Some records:
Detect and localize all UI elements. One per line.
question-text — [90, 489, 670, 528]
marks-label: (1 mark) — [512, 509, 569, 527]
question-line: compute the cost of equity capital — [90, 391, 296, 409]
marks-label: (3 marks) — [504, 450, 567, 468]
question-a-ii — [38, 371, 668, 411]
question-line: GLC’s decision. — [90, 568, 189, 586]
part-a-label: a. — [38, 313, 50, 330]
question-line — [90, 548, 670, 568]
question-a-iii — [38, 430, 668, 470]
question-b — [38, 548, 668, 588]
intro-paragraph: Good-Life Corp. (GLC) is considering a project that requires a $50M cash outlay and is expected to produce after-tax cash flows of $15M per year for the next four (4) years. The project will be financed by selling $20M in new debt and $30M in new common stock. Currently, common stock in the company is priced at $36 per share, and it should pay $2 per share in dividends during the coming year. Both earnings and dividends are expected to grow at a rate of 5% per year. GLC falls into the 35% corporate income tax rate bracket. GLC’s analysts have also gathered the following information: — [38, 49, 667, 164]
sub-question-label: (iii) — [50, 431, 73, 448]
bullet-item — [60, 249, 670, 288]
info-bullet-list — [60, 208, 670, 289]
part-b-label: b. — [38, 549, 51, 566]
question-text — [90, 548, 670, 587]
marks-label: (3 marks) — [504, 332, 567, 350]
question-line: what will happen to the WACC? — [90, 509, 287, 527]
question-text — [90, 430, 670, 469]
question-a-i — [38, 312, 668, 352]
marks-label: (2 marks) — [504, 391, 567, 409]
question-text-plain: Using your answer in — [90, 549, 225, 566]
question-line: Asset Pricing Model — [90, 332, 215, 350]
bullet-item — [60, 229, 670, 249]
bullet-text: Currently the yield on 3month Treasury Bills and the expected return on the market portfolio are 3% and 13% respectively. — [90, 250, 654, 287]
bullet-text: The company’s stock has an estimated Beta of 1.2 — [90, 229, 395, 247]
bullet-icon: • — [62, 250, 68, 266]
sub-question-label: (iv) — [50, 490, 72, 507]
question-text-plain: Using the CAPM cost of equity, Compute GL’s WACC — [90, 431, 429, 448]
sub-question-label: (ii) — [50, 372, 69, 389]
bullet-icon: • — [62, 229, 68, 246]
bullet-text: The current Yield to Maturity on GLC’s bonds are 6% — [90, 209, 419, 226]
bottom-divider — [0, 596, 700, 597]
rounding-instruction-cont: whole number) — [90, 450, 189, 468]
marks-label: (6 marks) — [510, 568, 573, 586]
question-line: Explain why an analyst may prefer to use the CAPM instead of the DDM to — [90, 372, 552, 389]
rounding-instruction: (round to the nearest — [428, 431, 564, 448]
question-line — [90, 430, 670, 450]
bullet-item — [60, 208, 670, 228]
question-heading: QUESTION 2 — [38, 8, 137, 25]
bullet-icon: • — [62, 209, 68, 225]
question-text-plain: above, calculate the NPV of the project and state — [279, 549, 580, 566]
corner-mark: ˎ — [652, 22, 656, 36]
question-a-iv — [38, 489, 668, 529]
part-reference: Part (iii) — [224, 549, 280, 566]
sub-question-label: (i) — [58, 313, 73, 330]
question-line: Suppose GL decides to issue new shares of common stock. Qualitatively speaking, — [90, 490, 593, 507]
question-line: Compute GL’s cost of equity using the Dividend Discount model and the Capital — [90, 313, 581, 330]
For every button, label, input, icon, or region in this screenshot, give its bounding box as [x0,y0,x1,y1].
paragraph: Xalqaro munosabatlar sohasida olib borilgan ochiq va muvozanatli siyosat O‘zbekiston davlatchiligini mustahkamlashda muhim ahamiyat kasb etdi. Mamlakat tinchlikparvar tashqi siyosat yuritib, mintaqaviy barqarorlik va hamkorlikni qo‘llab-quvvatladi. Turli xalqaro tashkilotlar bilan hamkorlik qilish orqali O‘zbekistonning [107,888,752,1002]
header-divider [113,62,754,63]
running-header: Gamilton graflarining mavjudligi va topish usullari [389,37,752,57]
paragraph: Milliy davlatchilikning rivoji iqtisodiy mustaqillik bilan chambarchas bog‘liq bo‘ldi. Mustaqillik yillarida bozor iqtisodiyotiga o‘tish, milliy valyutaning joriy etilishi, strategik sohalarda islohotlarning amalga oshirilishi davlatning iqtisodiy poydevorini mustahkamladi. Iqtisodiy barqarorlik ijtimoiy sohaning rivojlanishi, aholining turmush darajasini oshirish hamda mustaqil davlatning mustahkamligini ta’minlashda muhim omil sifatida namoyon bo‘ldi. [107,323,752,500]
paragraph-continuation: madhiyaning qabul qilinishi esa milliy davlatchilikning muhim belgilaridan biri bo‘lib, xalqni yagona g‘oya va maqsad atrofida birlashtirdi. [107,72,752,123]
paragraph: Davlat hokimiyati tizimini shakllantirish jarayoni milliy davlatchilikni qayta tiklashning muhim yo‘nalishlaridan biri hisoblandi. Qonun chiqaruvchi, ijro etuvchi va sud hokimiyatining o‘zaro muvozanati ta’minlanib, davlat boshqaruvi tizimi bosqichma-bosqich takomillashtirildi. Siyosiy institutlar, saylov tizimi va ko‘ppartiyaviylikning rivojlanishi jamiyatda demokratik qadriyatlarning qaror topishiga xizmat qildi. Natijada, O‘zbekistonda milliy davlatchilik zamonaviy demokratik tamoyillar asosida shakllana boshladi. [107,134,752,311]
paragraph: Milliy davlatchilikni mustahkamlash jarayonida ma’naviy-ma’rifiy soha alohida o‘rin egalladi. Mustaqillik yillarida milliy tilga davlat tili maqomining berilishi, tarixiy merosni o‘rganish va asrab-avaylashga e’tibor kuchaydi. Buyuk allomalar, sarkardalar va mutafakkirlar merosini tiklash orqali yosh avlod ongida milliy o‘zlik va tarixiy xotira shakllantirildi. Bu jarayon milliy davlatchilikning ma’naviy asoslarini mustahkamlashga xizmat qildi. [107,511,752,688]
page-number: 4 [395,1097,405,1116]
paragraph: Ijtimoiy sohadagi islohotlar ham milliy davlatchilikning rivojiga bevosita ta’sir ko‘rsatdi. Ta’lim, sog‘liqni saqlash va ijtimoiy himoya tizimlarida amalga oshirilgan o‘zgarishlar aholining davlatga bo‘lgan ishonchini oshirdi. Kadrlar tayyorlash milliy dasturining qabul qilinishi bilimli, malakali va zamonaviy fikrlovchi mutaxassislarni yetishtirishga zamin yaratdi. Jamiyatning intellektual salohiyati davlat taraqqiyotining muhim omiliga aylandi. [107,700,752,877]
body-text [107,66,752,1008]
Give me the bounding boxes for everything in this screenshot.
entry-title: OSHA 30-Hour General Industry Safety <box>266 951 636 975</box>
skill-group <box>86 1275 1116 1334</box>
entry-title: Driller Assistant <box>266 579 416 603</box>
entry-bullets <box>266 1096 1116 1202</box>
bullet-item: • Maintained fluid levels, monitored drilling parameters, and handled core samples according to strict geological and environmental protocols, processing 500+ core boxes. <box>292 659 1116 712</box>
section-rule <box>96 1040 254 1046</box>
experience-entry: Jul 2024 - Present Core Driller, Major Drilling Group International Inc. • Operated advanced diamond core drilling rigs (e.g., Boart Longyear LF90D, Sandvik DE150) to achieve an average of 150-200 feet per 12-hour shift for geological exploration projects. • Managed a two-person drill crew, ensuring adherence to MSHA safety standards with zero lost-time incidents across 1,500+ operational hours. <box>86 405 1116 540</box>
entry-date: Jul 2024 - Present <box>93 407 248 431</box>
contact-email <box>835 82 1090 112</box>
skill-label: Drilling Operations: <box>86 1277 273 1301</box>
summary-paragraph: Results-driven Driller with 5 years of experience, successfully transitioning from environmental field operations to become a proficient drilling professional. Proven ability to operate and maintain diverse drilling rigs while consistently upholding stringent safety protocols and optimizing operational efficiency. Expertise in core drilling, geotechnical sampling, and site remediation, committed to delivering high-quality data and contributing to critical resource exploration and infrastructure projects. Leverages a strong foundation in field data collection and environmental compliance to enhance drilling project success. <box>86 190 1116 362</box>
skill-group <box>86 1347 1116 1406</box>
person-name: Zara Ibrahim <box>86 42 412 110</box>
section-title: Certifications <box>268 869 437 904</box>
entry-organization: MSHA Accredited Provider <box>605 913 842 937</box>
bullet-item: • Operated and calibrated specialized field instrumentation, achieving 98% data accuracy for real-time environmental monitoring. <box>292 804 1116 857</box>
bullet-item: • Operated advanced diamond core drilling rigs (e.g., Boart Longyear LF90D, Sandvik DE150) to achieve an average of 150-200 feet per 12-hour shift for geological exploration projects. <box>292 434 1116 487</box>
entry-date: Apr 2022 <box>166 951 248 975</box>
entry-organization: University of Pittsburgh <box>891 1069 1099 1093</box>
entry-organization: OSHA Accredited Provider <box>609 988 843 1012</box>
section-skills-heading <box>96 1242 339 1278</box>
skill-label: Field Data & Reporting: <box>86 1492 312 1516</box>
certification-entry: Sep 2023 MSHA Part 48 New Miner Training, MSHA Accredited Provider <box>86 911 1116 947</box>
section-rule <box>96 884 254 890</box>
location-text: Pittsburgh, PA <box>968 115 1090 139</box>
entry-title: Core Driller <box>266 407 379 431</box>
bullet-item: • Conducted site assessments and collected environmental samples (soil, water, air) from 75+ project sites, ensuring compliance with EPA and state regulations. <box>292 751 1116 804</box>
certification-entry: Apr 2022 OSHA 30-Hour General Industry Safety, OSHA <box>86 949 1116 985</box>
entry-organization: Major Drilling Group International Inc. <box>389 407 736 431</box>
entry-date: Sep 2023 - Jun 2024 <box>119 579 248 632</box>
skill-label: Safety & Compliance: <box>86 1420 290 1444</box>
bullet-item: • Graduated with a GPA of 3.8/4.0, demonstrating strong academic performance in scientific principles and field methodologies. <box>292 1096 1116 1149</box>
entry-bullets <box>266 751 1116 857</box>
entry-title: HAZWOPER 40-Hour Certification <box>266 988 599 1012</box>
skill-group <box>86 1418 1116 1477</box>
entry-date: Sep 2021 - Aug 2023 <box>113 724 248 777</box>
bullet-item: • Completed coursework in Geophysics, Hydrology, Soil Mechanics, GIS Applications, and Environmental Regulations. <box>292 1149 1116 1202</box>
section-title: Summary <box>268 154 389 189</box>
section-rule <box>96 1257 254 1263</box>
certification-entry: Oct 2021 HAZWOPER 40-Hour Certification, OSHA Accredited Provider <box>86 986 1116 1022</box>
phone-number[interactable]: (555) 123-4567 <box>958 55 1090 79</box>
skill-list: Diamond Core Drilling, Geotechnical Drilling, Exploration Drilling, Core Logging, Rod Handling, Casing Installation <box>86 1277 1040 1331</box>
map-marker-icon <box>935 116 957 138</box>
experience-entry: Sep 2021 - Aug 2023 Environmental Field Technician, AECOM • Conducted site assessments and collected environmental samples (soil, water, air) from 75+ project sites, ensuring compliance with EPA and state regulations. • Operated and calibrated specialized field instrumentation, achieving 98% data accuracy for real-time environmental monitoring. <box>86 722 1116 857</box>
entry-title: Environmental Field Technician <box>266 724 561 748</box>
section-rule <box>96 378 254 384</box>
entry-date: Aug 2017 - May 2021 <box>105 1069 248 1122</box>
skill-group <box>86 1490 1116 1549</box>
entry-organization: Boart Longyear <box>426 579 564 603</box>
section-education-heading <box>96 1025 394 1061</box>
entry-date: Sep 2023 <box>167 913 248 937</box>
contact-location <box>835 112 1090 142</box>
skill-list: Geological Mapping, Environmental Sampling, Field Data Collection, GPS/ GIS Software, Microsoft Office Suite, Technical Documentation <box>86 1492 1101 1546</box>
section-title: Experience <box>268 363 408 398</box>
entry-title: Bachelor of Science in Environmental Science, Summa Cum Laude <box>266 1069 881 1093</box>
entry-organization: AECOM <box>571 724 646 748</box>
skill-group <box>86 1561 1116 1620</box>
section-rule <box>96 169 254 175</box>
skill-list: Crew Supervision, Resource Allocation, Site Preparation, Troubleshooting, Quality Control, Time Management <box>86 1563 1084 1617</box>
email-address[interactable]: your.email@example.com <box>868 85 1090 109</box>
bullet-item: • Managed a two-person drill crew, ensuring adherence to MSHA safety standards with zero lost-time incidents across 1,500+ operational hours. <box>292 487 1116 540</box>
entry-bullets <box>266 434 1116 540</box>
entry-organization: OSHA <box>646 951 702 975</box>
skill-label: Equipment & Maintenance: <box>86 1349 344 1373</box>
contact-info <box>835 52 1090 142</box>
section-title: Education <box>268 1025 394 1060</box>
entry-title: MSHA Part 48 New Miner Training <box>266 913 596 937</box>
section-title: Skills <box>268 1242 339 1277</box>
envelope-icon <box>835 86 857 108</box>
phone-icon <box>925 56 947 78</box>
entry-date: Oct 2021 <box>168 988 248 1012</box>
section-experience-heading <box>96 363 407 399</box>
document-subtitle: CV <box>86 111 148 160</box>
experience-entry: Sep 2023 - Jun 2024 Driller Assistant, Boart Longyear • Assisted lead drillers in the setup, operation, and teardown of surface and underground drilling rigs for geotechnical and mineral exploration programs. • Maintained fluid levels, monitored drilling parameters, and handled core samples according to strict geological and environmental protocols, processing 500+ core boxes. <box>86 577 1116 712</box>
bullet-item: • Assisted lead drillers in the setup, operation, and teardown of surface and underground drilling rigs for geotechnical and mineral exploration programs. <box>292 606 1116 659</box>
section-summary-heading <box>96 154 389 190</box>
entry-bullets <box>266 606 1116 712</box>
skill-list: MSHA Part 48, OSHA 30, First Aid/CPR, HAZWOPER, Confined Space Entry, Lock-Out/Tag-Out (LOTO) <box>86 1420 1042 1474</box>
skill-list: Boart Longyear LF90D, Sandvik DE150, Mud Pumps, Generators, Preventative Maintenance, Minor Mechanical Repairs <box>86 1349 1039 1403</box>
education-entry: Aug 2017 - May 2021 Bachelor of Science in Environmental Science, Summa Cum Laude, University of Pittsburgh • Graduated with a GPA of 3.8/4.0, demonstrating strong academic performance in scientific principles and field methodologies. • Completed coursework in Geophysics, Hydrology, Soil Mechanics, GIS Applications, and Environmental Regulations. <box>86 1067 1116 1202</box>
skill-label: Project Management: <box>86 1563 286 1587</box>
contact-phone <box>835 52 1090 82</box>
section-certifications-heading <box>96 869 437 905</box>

● **Work to do**:
Repeat the lines from the beginning of the material through the line holding "question-b — [38, 548, 668, 588]", inclusive, switching "marks-label" to "score-label" and leaving everything else the same.

● **Exercise output**:
Detect and localize all UI elements. One per line.
question-text — [90, 489, 670, 528]
score-label: (1 mark) — [512, 509, 569, 527]
question-line: compute the cost of equity capital — [90, 391, 296, 409]
score-label: (3 marks) — [504, 450, 567, 468]
question-a-ii — [38, 371, 668, 411]
question-line: GLC’s decision. — [90, 568, 189, 586]
part-a-label: a. — [38, 313, 50, 330]
question-line — [90, 548, 670, 568]
question-a-iii — [38, 430, 668, 470]
question-b — [38, 548, 668, 588]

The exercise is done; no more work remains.